● Task details
Gather all lines in the entries below that include the word "void".

######

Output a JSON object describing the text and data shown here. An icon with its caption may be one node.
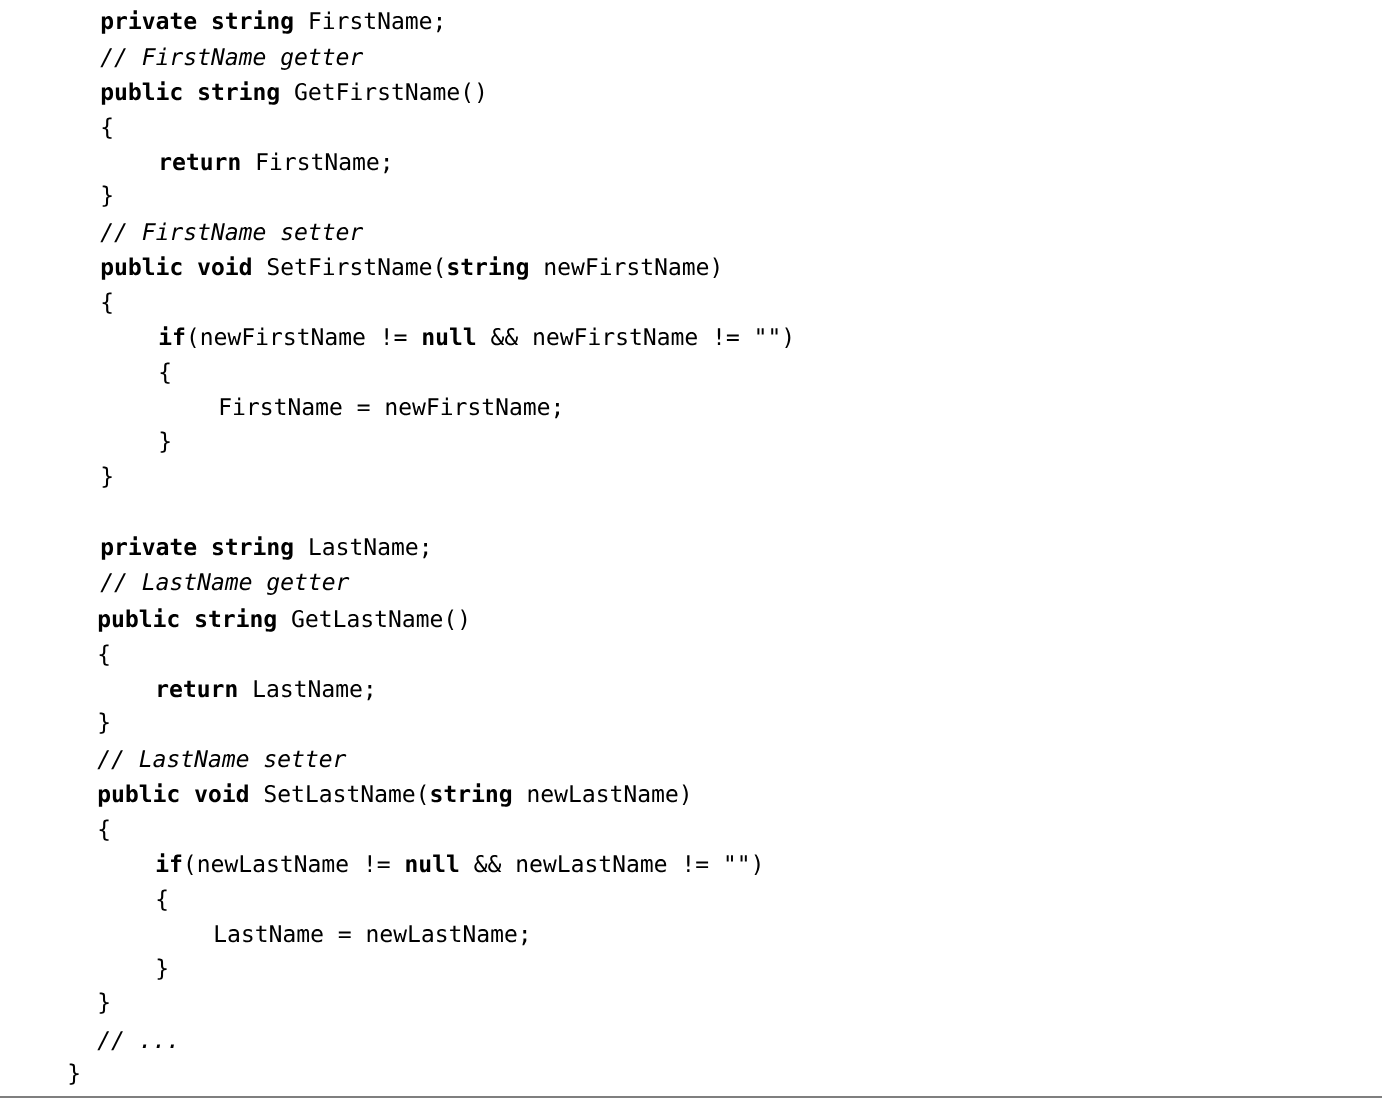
{
  "diagram": {
    "labels": [
      "**private** **string** FirstName;",
      "// FirstName getter",
      "**public** **string** GetFirstName()",
      "{",
      "**return** FirstName;",
      "}",
      "// FirstName setter",
      "**public** **void** SetFirstName(**string** newFirstName)",
      "{",
      "**if**(newFirstName != **null** && newFirstName != \"\")",
      "{",
      "FirstName = newFirstName;",
      "}",
      "}",
      "**private** **string** LastName;",
      "// LastName getter",
      "**public** **string** GetLastName()",
      "{",
      "**return** LastName;",
      "}",
      "// LastName setter",
      "**public** **void** SetLastName(**string** newLastName)",
      "{",
      "**if**(newLastName != **null** && newLastName != \"\")",
      "{",
      "LastName = newLastName;",
      "}",
      "}",
      "// ...",
      "}"
    ]
  }
}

######

● Response
      "**public** **void** SetFirstName(**string** newFirstName)",
      "**public** **void** SetLastName(**string** newLastName)",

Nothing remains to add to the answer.